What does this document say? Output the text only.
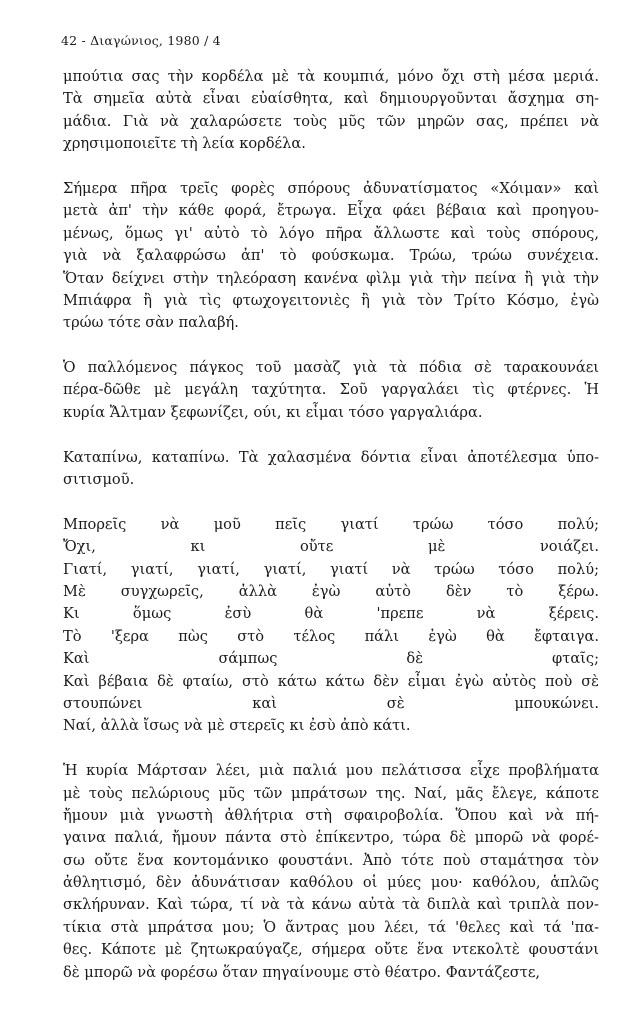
42 - Διαγώνιος, 1980 / 4
μπούτια σας τὴν κορδέλα μὲ τὰ κουμπιά, μόνο ὄχι στὴ μέσα μεριά.
Τὰ σημεῖα αὐτὰ εἶναι εὐαίσθητα, καὶ δημιουργοῦνται ἄσχημα ση-
μάδια. Γιὰ νὰ χαλαρώσετε τοὺς μῦς τῶν μηρῶν σας, πρέπει νὰ
χρησιμοποιεῖτε τὴ λεία κορδέλα.
Σήμερα πῆρα τρεῖς φορὲς σπόρους ἀδυνατίσματος «Χόιμαν» καὶ
μετὰ ἀπ' τὴν κάθε φορά, ἔτρωγα. Εἶχα φάει βέβαια καὶ προηγου-
μένως, ὅμως γι' αὐτὸ τὸ λόγο πῆρα ἄλλωστε καὶ τοὺς σπόρους,
γιὰ νὰ ξαλαφρώσω ἀπ' τὸ φούσκωμα. Τρώω, τρώω συνέχεια.
Ὅταν δείχνει στὴν τηλεόραση κανένα φὶλμ γιὰ τὴν πείνα ἢ γιὰ τὴν
Μπιάφρα ἢ γιὰ τὶς φτωχογειτονιὲς ἢ γιὰ τὸν Τρίτο Κόσμο, ἐγὼ
τρώω τότε σὰν παλαβή.
Ὁ παλλόμενος πάγκος τοῦ μασὰζ γιὰ τὰ πόδια σὲ ταρακουνάει
πέρα-δῶθε μὲ μεγάλη ταχύτητα. Σοῦ γαργαλάει τὶς φτέρνες. Ἡ
κυρία Ἄλτμαν ξεφωνίζει, ούι, κι εἶμαι τόσο γαργαλιάρα.
Καταπίνω, καταπίνω. Τὰ χαλασμένα δόντια εἶναι ἀποτέλεσμα ὑπο-
σιτισμοῦ.
Μπορεῖς νὰ μοῦ πεῖς γιατί τρώω τόσο πολύ;
Ὄχι, κι οὔτε μὲ νοιάζει.
Γιατί, γιατί, γιατί, γιατί, γιατί νὰ τρώω τόσο πολύ;
Μὲ συγχωρεῖς, ἀλλὰ ἐγὼ αὐτὸ δὲν τὸ ξέρω.
Κι ὅμως ἐσὺ θὰ 'πρεπε νὰ ξέρεις.
Τὸ 'ξερα πὼς στὸ τέλος πάλι ἐγὼ θὰ ἔφταιγα.
Καὶ σάμπως δὲ φταῖς;
Καὶ βέβαια δὲ φταίω, στὸ κάτω κάτω δὲν εἶμαι ἐγὼ αὐτὸς ποὺ σὲ
στουπώνει καὶ σὲ μπουκώνει.
Ναί, ἀλλὰ ἴσως νὰ μὲ στερεῖς κι ἐσὺ ἀπὸ κάτι.
Ἡ κυρία Μάρτσαν λέει, μιὰ παλιά μου πελάτισσα εἶχε προβλήματα
μὲ τοὺς πελώριους μῦς τῶν μπράτσων της. Ναί, μᾶς ἔλεγε, κάποτε
ἤμουν μιὰ γνωστὴ ἀθλήτρια στὴ σφαιροβολία. Ὅπου καὶ νὰ πή-
γαινα παλιά, ἤμουν πάντα στὸ ἐπίκεντρο, τώρα δὲ μπορῶ νὰ φορέ-
σω οὔτε ἕνα κοντομάνικο φουστάνι. Ἀπὸ τότε ποὺ σταμάτησα τὸν
ἀθλητισμό, δὲν ἀδυνάτισαν καθόλου οἱ μύες μου· καθόλου, ἁπλῶς
σκλήρυναν. Καὶ τώρα, τί νὰ τὰ κάνω αὐτὰ τὰ διπλὰ καὶ τριπλὰ πον-
τίκια στὰ μπράτσα μου; Ὁ ἄντρας μου λέει, τά 'θελες καὶ τά 'πα-
θες. Κάποτε μὲ ζητωκραύγαζε, σήμερα οὔτε ἕνα ντεκολτὲ φουστάνι
δὲ μπορῶ νὰ φορέσω ὅταν πηγαίνουμε στὸ θέατρο. Φαντάζεστε,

——————

Retype every entry verbatim and exclude the pictures from the copy.

TASK SOLUTION »
What does this document say? Output the text only.
42 - Διαγώνιος, 1980 / 4
μπούτια σας τὴν κορδέλα μὲ τὰ κουμπιά, μόνο ὄχι στὴ μέσα μεριά.
Τὰ σημεῖα αὐτὰ εἶναι εὐαίσθητα, καὶ δημιουργοῦνται ἄσχημα ση-
μάδια. Γιὰ νὰ χαλαρώσετε τοὺς μῦς τῶν μηρῶν σας, πρέπει νὰ
χρησιμοποιεῖτε τὴ λεία κορδέλα.
Σήμερα πῆρα τρεῖς φορὲς σπόρους ἀδυνατίσματος «Χόιμαν» καὶ
μετὰ ἀπ' τὴν κάθε φορά, ἔτρωγα. Εἶχα φάει βέβαια καὶ προηγου-
μένως, ὅμως γι' αὐτὸ τὸ λόγο πῆρα ἄλλωστε καὶ τοὺς σπόρους,
γιὰ νὰ ξαλαφρώσω ἀπ' τὸ φούσκωμα. Τρώω, τρώω συνέχεια.
Ὅταν δείχνει στὴν τηλεόραση κανένα φὶλμ γιὰ τὴν πείνα ἢ γιὰ τὴν
Μπιάφρα ἢ γιὰ τὶς φτωχογειτονιὲς ἢ γιὰ τὸν Τρίτο Κόσμο, ἐγὼ
τρώω τότε σὰν παλαβή.
Ὁ παλλόμενος πάγκος τοῦ μασὰζ γιὰ τὰ πόδια σὲ ταρακουνάει
πέρα-δῶθε μὲ μεγάλη ταχύτητα. Σοῦ γαργαλάει τὶς φτέρνες. Ἡ
κυρία Ἄλτμαν ξεφωνίζει, ούι, κι εἶμαι τόσο γαργαλιάρα.
Καταπίνω, καταπίνω. Τὰ χαλασμένα δόντια εἶναι ἀποτέλεσμα ὑπο-
σιτισμοῦ.
Μπορεῖς νὰ μοῦ πεῖς γιατί τρώω τόσο πολύ;
Ὄχι, κι οὔτε μὲ νοιάζει.
Γιατί, γιατί, γιατί, γιατί, γιατί νὰ τρώω τόσο πολύ;
Μὲ συγχωρεῖς, ἀλλὰ ἐγὼ αὐτὸ δὲν τὸ ξέρω.
Κι ὅμως ἐσὺ θὰ 'πρεπε νὰ ξέρεις.
Τὸ 'ξερα πὼς στὸ τέλος πάλι ἐγὼ θὰ ἔφταιγα.
Καὶ σάμπως δὲ φταῖς;
Καὶ βέβαια δὲ φταίω, στὸ κάτω κάτω δὲν εἶμαι ἐγὼ αὐτὸς ποὺ σὲ
στουπώνει καὶ σὲ μπουκώνει.
Ναί, ἀλλὰ ἴσως νὰ μὲ στερεῖς κι ἐσὺ ἀπὸ κάτι.
Ἡ κυρία Μάρτσαν λέει, μιὰ παλιά μου πελάτισσα εἶχε προβλήματα
μὲ τοὺς πελώριους μῦς τῶν μπράτσων της. Ναί, μᾶς ἔλεγε, κάποτε
ἤμουν μιὰ γνωστὴ ἀθλήτρια στὴ σφαιροβολία. Ὅπου καὶ νὰ πή-
γαινα παλιά, ἤμουν πάντα στὸ ἐπίκεντρο, τώρα δὲ μπορῶ νὰ φορέ-
σω οὔτε ἕνα κοντομάνικο φουστάνι. Ἀπὸ τότε ποὺ σταμάτησα τὸν
ἀθλητισμό, δὲν ἀδυνάτισαν καθόλου οἱ μύες μου· καθόλου, ἁπλῶς
σκλήρυναν. Καὶ τώρα, τί νὰ τὰ κάνω αὐτὰ τὰ διπλὰ καὶ τριπλὰ πον-
τίκια στὰ μπράτσα μου; Ὁ ἄντρας μου λέει, τά 'θελες καὶ τά 'πα-
θες. Κάποτε μὲ ζητωκραύγαζε, σήμερα οὔτε ἕνα ντεκολτὲ φουστάνι
δὲ μπορῶ νὰ φορέσω ὅταν πηγαίνουμε στὸ θέατρο. Φαντάζεστε,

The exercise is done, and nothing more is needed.